== Problem ==
From the listing below, pull out the lines that hold "page".
[START Information supplied]
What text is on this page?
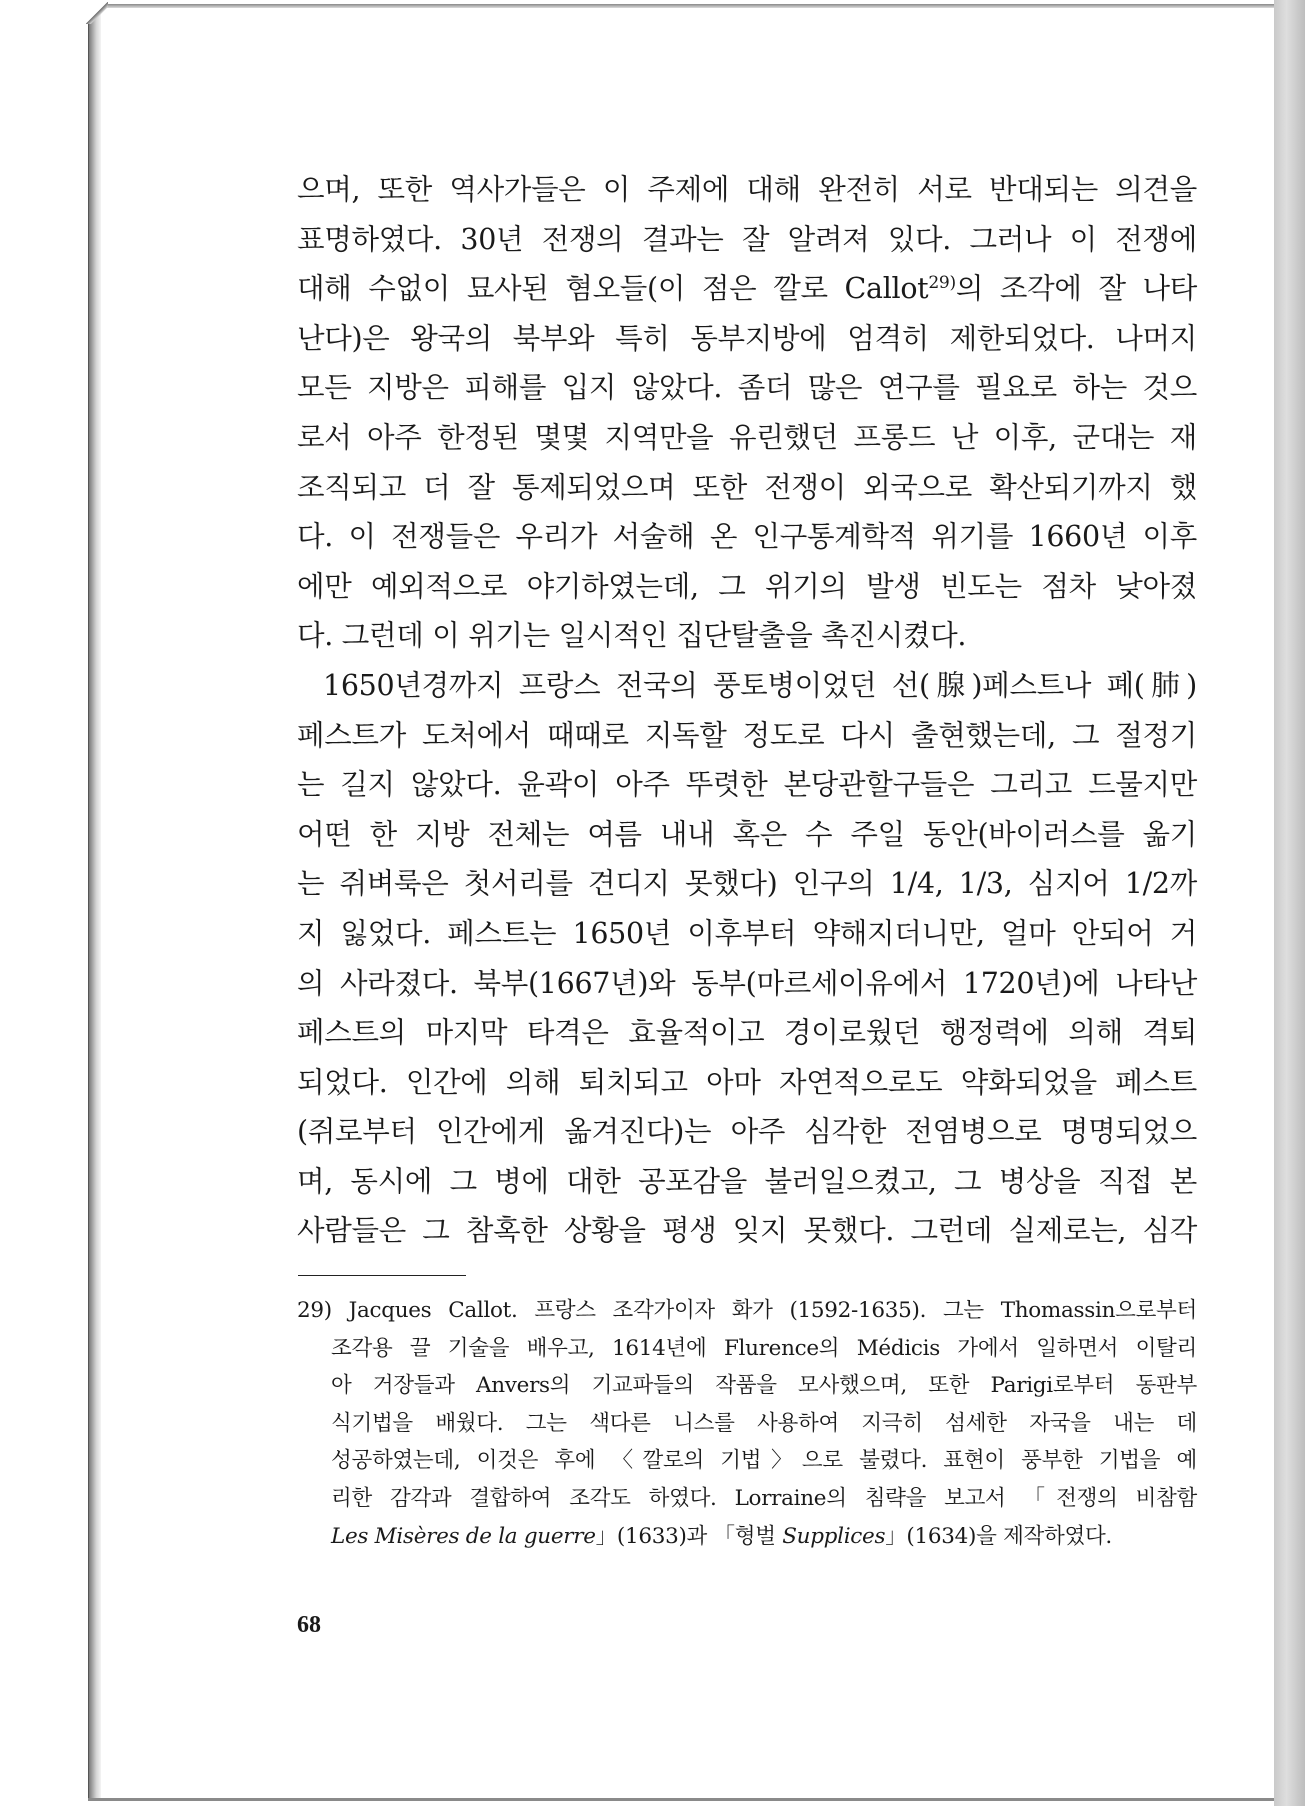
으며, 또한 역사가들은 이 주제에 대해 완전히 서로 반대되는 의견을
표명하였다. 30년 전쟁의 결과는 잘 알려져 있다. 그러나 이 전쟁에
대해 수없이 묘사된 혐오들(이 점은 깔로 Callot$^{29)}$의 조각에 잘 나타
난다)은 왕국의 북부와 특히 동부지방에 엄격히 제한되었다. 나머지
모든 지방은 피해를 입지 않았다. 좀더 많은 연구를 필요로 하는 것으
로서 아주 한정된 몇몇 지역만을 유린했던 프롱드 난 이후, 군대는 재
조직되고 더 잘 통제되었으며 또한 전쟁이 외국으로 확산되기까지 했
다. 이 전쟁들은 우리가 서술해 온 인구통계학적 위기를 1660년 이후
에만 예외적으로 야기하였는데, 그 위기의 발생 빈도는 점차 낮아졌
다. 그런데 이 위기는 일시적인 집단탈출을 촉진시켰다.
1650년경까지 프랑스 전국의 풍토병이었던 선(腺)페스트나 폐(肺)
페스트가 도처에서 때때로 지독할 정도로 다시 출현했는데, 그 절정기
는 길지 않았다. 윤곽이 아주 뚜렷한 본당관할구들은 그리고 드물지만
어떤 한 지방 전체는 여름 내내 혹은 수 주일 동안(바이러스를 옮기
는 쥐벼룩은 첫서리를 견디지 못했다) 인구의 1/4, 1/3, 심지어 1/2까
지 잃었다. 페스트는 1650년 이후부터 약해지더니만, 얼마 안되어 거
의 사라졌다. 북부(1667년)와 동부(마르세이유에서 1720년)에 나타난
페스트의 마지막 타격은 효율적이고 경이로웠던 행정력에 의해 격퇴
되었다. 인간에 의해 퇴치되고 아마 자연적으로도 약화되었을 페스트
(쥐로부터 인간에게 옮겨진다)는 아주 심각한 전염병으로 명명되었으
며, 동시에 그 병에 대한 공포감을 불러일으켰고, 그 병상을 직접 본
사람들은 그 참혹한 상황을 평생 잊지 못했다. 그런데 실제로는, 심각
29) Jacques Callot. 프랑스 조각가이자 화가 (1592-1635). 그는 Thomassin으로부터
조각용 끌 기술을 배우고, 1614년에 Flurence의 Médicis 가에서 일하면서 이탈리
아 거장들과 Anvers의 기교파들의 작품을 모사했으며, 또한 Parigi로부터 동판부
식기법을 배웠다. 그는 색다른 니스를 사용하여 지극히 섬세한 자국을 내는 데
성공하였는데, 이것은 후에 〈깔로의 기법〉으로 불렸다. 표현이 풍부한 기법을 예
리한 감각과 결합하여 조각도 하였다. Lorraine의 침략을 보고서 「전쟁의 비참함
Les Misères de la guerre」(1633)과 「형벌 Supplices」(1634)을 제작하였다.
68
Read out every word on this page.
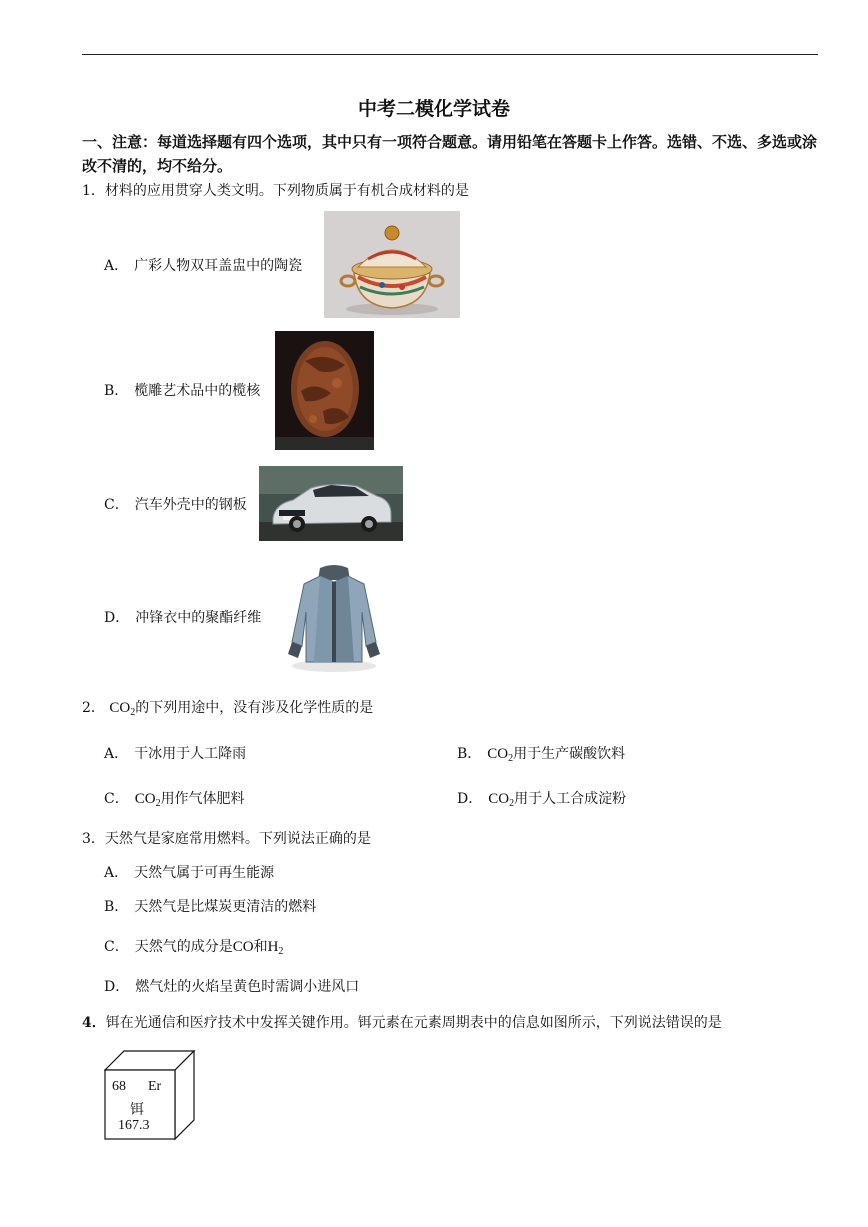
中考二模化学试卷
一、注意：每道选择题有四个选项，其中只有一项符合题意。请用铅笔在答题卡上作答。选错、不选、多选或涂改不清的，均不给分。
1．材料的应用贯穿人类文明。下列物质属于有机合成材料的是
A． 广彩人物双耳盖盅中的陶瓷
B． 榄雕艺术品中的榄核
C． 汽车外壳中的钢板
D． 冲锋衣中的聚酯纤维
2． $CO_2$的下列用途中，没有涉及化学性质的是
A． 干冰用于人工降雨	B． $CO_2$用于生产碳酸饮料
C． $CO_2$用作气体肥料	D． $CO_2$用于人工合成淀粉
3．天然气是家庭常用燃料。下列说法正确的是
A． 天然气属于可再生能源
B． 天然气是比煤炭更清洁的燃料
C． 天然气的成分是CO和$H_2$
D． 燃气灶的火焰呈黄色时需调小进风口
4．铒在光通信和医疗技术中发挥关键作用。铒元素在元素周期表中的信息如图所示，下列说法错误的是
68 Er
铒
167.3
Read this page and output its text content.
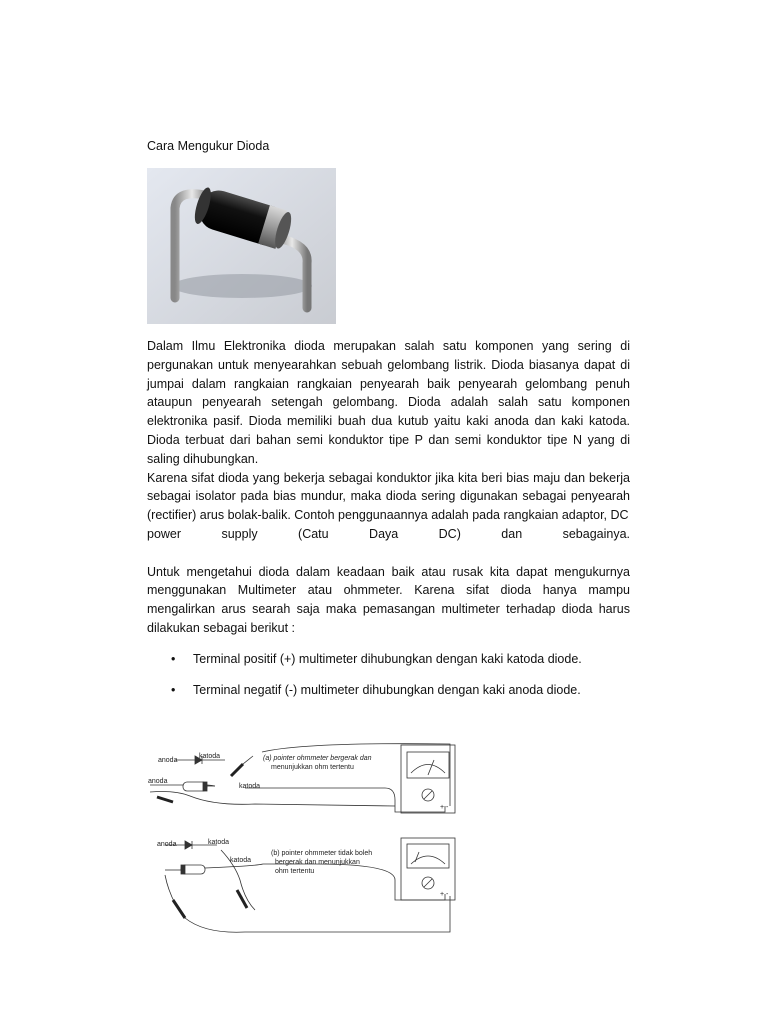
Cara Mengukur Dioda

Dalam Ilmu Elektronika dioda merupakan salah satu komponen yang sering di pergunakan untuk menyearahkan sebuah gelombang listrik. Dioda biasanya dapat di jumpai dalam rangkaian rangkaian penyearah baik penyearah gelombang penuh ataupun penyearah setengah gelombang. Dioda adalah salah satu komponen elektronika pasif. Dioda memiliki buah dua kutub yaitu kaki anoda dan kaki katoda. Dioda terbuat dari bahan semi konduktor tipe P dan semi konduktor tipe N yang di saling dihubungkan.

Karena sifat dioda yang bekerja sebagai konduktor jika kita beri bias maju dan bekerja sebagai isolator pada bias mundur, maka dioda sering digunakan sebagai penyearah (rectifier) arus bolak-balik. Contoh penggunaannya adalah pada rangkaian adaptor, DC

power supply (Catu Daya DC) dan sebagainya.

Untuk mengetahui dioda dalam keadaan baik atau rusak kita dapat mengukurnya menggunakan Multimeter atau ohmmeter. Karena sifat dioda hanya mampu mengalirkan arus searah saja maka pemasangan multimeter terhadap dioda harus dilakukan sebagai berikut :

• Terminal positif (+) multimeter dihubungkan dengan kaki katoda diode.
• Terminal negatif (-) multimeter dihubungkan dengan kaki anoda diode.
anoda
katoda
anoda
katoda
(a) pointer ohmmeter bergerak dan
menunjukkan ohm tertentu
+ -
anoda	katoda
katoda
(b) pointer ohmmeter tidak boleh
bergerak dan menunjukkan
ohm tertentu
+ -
[END Information supplied]
== Problem solution ==
What text is on this page?
Read out every word on this page.
Read this page and output its text content.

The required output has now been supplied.